_Data section_:
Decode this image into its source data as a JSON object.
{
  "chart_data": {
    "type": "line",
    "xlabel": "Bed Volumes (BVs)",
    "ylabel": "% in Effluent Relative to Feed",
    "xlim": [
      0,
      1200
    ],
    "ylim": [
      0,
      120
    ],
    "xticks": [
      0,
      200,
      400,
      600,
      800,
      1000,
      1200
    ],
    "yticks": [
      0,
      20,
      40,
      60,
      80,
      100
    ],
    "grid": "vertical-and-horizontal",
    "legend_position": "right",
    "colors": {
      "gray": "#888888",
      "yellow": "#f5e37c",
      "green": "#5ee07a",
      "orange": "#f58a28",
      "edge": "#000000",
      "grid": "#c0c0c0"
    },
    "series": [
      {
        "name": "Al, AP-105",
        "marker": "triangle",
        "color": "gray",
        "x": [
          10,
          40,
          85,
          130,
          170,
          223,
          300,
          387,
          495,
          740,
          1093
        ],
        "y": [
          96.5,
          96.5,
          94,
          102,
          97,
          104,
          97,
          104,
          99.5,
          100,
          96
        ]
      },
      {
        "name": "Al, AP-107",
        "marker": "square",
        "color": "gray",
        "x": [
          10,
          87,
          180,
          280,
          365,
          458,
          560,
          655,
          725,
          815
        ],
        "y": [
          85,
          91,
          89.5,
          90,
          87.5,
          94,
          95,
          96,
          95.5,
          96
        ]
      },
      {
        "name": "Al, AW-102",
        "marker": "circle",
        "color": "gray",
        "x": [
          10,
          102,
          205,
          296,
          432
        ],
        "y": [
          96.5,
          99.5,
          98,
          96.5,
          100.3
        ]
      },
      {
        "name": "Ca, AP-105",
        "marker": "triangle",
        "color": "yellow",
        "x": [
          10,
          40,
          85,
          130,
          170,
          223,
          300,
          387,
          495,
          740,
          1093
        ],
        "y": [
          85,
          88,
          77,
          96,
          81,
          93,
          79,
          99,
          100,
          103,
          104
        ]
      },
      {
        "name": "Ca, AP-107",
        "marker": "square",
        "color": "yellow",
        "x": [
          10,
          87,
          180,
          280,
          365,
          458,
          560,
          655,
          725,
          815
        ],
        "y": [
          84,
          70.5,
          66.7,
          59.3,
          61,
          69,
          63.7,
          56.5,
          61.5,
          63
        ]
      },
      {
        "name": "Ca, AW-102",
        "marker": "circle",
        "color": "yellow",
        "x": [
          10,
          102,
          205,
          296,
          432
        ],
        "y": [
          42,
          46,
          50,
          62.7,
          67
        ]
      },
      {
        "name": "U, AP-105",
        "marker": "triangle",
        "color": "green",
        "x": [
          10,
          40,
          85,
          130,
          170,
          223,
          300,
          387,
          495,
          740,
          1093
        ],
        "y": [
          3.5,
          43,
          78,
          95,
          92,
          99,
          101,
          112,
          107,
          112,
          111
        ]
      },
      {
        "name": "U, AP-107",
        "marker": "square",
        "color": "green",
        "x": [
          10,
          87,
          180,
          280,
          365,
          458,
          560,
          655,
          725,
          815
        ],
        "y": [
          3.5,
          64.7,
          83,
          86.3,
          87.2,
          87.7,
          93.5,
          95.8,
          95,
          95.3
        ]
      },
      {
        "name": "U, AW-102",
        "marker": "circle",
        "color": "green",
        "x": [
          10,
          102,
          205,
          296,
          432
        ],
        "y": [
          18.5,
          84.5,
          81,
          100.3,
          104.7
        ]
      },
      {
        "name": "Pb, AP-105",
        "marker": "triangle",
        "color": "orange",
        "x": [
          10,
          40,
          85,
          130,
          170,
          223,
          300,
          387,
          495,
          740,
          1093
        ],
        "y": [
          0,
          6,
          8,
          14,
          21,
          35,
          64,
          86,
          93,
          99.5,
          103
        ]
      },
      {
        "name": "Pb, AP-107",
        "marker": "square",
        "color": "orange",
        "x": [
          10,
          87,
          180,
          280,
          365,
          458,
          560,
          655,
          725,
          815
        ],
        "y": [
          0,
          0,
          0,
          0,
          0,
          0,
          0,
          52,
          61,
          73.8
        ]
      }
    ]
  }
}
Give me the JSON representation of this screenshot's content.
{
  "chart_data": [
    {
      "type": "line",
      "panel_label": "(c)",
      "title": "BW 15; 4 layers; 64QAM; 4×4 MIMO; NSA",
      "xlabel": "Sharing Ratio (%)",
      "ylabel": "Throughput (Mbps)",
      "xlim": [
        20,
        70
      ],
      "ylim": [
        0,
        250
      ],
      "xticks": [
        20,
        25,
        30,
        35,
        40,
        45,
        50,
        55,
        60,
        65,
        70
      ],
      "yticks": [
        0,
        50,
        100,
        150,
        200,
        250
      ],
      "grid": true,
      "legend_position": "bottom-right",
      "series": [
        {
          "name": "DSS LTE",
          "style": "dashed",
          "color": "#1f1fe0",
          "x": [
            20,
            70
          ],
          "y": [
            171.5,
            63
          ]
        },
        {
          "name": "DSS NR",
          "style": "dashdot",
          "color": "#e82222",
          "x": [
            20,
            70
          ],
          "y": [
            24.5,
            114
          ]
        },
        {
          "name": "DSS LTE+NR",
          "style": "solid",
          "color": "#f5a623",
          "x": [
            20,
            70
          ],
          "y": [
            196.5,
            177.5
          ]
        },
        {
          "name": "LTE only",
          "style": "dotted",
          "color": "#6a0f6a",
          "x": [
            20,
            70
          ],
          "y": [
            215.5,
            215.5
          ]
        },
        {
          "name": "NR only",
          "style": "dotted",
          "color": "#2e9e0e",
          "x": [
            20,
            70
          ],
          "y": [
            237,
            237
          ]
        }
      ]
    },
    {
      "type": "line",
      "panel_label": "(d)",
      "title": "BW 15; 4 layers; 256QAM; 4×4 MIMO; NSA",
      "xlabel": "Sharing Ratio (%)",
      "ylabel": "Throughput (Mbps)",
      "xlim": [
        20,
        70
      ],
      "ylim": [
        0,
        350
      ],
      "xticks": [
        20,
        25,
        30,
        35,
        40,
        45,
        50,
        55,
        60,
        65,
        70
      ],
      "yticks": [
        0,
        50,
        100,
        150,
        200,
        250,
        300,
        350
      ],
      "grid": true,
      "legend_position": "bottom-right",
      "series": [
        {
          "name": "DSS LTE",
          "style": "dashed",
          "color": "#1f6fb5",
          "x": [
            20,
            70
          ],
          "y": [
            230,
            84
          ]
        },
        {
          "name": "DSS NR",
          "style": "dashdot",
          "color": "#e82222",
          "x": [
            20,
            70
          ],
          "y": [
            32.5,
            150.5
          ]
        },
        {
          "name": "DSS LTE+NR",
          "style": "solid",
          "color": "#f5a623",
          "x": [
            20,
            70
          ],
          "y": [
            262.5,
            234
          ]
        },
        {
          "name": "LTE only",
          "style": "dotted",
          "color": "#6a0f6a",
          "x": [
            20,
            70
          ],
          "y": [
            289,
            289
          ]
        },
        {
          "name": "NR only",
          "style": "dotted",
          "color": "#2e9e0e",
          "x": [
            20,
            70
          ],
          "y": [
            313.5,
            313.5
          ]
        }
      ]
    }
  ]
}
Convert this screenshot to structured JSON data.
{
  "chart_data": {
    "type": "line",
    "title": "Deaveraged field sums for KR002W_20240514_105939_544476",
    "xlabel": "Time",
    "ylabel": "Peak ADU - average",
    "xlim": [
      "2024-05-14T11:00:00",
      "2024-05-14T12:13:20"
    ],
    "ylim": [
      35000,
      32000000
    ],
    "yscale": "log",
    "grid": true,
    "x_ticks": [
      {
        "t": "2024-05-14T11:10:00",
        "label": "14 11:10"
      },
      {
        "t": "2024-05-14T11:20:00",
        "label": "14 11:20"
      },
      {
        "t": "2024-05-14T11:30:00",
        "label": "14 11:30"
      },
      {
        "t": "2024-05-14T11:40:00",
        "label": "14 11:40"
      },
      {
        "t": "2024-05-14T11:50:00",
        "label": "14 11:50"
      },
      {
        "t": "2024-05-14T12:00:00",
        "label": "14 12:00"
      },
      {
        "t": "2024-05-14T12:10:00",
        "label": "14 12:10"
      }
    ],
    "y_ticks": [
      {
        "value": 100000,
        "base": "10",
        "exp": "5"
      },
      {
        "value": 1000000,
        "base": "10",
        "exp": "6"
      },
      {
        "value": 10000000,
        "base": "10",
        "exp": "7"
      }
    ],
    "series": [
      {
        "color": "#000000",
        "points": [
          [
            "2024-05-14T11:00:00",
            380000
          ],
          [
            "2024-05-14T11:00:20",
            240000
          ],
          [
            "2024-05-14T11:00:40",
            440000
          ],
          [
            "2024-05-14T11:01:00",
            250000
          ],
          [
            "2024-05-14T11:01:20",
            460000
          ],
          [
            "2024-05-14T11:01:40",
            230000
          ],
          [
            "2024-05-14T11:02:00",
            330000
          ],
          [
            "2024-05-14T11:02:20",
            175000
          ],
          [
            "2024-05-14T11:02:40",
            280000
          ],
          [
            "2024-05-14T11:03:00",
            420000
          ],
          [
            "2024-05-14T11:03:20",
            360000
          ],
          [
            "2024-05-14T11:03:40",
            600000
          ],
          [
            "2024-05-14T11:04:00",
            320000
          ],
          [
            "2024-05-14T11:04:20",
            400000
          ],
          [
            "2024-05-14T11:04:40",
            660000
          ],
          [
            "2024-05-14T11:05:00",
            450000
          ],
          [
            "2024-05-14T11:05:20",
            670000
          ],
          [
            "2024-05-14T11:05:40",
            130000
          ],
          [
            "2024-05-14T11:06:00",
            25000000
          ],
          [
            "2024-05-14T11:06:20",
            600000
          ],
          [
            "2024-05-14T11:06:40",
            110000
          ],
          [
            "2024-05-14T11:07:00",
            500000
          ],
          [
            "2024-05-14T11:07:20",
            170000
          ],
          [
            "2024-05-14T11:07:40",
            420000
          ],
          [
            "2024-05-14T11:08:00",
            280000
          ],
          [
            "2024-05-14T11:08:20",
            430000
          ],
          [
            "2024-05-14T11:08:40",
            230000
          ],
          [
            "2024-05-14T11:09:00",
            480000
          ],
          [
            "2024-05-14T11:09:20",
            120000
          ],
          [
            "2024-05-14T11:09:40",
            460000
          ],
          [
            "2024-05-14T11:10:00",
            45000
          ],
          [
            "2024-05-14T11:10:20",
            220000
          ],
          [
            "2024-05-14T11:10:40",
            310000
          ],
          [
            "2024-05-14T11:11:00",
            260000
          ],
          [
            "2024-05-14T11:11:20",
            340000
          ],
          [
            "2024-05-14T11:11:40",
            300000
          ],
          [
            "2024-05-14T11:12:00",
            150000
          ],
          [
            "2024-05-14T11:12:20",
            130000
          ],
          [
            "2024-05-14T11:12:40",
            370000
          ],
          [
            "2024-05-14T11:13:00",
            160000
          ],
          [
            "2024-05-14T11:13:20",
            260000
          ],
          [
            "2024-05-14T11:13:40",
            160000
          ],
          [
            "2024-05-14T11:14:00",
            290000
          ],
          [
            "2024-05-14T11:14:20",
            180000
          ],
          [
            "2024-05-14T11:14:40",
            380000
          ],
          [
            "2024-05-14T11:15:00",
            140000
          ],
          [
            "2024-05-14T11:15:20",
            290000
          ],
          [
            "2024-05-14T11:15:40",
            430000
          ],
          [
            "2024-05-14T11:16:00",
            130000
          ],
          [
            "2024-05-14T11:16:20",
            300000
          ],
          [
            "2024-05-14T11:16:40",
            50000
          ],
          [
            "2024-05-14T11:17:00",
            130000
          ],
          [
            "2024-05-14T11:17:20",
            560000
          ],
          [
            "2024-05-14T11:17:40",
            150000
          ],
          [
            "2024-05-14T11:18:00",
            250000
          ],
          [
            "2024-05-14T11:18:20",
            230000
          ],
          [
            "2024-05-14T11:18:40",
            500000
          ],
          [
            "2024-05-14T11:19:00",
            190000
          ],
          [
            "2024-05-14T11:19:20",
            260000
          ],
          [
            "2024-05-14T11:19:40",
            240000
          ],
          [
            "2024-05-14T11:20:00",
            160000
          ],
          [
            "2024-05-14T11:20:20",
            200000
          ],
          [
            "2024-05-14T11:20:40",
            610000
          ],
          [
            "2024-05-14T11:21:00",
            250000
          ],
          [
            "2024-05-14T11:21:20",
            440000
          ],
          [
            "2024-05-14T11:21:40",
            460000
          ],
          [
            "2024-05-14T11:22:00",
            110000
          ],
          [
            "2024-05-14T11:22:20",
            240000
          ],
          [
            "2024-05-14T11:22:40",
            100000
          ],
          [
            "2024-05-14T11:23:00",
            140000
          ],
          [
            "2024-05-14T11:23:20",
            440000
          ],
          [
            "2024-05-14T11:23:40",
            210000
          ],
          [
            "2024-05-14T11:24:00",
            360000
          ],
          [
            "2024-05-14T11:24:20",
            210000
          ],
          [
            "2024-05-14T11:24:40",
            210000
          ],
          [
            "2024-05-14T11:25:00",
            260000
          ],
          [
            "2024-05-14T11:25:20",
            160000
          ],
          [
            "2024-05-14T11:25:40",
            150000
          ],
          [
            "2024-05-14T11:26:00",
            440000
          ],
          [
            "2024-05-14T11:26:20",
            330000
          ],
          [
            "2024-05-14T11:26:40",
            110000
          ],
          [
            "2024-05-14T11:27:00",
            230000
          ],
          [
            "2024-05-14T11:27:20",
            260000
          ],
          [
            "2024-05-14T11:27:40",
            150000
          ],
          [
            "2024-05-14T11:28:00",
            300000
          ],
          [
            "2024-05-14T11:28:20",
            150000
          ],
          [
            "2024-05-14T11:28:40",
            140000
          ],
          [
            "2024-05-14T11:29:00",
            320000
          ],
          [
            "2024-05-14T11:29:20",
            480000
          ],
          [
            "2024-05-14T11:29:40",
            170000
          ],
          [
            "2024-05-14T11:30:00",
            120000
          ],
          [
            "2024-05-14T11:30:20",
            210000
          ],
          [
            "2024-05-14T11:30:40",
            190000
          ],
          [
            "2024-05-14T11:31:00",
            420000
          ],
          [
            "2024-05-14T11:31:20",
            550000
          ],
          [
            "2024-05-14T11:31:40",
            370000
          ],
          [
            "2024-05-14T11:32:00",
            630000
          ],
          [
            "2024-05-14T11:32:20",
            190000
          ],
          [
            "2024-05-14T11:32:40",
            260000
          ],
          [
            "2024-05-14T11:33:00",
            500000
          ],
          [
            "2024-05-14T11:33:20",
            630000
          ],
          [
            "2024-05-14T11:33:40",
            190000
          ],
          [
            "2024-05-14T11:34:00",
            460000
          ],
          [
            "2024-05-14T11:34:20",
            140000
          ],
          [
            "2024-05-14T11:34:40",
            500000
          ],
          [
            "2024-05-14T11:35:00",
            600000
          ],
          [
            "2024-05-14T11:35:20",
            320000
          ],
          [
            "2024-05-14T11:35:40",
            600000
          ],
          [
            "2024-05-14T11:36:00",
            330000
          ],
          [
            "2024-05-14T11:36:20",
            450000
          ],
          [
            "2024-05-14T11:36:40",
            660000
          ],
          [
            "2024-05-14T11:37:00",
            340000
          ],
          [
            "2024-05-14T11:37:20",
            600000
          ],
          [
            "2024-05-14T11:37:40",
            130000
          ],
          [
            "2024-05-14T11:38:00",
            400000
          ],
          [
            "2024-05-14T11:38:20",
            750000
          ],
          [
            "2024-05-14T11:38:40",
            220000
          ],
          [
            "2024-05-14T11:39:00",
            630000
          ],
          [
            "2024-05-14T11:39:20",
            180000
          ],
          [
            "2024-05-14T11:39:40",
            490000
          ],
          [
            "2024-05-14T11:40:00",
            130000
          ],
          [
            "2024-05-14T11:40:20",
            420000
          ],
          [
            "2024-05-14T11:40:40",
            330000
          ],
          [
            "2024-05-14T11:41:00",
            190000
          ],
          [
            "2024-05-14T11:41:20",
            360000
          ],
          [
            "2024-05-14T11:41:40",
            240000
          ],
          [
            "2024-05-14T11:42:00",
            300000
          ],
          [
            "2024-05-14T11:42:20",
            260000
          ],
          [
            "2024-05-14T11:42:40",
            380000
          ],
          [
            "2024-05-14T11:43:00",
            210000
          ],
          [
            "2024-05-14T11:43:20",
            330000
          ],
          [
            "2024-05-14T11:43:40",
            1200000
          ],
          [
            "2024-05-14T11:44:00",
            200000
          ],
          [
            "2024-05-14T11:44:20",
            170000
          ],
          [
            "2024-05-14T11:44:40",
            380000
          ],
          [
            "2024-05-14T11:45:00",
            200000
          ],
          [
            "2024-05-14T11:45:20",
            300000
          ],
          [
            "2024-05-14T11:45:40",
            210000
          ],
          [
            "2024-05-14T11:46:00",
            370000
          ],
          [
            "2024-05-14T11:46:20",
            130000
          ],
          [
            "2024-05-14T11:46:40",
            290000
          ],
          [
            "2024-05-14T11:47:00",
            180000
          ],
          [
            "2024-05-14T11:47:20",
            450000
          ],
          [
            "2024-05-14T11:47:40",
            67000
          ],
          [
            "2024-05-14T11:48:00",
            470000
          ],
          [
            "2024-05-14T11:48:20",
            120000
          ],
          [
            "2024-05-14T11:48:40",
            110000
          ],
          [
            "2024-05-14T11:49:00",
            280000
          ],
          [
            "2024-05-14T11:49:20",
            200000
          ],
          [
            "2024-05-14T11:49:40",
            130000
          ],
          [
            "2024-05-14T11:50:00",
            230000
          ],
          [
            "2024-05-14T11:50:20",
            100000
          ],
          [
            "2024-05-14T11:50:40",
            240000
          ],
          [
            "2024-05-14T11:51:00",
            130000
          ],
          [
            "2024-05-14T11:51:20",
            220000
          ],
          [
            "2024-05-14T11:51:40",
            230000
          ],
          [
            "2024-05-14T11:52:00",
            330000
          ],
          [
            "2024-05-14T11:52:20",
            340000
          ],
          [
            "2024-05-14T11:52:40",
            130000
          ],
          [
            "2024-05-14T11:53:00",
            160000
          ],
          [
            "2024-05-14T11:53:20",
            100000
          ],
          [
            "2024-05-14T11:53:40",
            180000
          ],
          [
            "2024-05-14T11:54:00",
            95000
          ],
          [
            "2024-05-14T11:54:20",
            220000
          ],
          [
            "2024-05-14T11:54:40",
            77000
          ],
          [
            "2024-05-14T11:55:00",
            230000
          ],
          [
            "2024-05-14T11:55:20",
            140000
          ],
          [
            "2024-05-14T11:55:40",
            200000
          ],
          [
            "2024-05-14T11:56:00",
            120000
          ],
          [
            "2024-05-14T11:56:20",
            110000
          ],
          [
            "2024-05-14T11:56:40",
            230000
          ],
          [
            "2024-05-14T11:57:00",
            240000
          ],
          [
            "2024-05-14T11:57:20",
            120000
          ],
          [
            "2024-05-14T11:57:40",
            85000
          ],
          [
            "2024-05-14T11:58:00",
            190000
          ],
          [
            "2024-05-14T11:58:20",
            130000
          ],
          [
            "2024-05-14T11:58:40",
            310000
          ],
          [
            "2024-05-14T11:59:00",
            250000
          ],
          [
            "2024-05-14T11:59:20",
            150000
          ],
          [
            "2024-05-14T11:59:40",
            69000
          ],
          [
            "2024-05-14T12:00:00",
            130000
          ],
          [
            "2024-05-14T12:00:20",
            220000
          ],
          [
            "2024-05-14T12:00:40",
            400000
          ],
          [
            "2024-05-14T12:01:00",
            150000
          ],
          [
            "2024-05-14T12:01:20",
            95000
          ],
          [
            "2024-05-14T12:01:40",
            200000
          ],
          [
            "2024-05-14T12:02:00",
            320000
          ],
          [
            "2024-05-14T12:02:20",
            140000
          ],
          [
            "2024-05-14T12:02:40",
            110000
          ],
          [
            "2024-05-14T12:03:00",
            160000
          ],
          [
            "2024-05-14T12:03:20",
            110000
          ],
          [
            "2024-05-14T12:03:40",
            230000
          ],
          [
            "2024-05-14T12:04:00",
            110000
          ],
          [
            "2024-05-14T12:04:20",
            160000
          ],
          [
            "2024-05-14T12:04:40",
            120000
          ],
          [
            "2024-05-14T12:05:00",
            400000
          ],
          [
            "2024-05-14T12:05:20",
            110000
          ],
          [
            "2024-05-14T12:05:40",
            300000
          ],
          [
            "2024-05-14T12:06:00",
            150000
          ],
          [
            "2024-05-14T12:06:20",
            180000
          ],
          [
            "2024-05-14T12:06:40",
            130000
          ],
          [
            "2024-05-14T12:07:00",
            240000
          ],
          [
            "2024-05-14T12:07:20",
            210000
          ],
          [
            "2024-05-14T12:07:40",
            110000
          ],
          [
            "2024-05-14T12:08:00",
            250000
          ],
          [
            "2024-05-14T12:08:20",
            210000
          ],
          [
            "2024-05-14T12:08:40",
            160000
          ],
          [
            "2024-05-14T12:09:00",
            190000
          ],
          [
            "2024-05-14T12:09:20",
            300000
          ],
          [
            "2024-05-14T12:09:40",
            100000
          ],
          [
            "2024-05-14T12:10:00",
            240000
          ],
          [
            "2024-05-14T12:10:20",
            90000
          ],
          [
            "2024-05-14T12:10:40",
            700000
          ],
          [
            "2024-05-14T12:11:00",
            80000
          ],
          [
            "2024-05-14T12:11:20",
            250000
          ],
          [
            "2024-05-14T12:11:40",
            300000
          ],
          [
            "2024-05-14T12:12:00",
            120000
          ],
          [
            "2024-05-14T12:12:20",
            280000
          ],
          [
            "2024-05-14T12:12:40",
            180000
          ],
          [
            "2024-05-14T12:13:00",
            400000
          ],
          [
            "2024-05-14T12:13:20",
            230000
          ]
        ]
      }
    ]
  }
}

_Short problem_: Scan the listing above and identify each line holding the string "title"; copy every such line.

_Exercise answer_:
      "title": "BW 15; 4 layers; 64QAM; 4×4 MIMO; NSA",
      "title": "BW 15; 4 layers; 256QAM; 4×4 MIMO; NSA",
    "title": "Deaveraged field sums for KR002W_20240514_105939_544476",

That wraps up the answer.